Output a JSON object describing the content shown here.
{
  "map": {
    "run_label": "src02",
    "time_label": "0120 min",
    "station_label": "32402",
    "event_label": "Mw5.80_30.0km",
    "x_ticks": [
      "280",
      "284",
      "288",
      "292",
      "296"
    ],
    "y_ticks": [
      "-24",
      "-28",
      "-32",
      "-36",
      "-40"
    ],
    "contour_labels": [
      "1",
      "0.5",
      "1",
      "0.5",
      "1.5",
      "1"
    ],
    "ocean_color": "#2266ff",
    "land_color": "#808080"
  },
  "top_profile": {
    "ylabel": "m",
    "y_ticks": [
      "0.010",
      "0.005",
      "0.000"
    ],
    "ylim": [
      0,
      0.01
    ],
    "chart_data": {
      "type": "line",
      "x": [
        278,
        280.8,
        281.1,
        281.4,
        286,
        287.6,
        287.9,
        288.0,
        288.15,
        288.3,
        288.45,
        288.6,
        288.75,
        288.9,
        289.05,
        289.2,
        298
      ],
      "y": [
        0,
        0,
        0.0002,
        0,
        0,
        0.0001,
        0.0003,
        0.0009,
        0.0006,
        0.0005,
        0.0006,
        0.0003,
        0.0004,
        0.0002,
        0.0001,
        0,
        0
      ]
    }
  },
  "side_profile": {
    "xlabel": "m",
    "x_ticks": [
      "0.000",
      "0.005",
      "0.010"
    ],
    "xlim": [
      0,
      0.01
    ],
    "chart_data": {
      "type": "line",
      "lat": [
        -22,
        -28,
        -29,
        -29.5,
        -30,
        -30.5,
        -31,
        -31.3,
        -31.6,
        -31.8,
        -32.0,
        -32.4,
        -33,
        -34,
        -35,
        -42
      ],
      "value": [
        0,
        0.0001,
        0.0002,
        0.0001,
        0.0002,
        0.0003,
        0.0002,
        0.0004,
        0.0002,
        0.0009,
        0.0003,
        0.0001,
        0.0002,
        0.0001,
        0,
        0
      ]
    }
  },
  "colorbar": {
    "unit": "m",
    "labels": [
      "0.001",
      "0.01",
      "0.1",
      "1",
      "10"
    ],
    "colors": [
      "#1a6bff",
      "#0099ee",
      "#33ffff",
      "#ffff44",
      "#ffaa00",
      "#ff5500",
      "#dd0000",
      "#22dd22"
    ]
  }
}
━━━━━━━━━━━━━━━━━━━━━━━━━━━━━━
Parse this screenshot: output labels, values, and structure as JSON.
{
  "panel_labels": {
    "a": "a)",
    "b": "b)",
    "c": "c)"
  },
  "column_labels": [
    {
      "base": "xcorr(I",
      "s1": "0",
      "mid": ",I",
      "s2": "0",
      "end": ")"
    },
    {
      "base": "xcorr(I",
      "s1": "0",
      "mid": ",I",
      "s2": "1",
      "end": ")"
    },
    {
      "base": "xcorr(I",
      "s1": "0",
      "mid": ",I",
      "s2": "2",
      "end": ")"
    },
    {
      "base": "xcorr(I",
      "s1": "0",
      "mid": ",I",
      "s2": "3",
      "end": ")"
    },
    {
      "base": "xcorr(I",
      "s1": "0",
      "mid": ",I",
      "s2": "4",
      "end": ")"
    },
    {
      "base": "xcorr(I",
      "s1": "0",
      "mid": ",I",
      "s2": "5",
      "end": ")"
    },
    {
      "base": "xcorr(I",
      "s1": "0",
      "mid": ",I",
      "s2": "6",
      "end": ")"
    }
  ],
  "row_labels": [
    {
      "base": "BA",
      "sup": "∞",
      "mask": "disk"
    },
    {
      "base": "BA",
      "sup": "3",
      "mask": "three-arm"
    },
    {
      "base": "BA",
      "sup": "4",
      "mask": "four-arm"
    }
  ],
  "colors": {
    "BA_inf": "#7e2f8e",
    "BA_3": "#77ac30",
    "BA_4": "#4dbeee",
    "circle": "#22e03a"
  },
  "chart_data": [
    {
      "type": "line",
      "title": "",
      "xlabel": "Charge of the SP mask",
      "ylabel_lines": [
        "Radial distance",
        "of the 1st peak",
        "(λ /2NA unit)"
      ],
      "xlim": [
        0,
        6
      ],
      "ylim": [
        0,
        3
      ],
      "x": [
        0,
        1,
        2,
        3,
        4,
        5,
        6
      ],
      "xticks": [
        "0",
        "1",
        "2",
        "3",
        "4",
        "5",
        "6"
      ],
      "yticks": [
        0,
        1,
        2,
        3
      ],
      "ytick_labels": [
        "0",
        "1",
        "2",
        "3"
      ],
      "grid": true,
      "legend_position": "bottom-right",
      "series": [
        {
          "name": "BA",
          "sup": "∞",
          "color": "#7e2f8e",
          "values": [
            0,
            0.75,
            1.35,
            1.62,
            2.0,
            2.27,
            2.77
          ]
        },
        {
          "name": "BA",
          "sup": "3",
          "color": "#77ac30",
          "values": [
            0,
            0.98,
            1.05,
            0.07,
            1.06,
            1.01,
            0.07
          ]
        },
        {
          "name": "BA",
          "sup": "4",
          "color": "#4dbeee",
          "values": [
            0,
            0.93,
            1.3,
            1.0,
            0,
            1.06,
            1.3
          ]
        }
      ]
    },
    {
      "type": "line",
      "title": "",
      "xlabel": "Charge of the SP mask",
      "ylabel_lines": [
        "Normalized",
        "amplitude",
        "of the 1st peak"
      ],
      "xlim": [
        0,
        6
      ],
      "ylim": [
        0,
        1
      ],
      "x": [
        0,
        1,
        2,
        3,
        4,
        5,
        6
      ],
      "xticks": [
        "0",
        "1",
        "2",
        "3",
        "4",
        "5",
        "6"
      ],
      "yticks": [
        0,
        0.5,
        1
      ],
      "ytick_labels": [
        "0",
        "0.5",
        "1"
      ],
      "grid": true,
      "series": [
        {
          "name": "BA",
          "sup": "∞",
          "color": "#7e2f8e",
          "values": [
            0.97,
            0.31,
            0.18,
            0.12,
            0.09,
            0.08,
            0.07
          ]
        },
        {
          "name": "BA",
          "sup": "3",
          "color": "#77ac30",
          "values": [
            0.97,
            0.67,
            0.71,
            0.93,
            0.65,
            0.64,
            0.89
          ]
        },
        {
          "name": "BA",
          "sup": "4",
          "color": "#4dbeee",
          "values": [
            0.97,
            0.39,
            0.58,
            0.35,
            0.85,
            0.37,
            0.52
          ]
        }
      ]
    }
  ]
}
━━━━━━━━━━━━━━━━━━━━━━━━━━━━━━
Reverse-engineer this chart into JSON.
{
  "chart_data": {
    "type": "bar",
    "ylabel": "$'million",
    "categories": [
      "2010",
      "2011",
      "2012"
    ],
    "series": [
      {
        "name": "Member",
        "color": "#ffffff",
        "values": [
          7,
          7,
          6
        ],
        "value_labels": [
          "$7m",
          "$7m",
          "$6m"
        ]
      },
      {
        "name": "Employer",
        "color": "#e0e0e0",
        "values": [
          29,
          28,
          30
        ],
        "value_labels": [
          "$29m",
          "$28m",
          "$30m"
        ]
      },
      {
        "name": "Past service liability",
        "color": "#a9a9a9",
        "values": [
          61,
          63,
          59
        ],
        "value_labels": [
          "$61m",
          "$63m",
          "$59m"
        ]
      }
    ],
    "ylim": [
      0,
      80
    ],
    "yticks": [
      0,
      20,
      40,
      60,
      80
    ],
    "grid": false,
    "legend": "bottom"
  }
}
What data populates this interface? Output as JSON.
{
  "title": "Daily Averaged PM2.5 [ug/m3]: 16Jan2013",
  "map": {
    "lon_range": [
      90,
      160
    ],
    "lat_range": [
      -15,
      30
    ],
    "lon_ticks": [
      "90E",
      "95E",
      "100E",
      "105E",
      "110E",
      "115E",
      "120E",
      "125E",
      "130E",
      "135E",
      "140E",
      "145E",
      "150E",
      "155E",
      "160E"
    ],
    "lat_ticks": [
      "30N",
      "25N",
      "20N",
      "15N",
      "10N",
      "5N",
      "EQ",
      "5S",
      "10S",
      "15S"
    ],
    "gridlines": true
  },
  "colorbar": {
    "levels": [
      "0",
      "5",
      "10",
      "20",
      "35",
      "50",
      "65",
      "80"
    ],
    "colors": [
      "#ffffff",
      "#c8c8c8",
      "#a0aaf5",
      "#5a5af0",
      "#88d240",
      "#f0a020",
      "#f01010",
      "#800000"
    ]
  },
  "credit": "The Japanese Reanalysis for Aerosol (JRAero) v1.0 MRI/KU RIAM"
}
━━━━━━━━━━━━━━━━━━━━━━━━━━━━━━
Work to be completed: Filter the data for the string "JSON" and copy every line that has it.

Expected output:
Output a JSON object describing the content shown here.
Parse this screenshot: output labels, values, and structure as JSON.
Reverse-engineer this chart into JSON.
What data populates this interface? Output as JSON.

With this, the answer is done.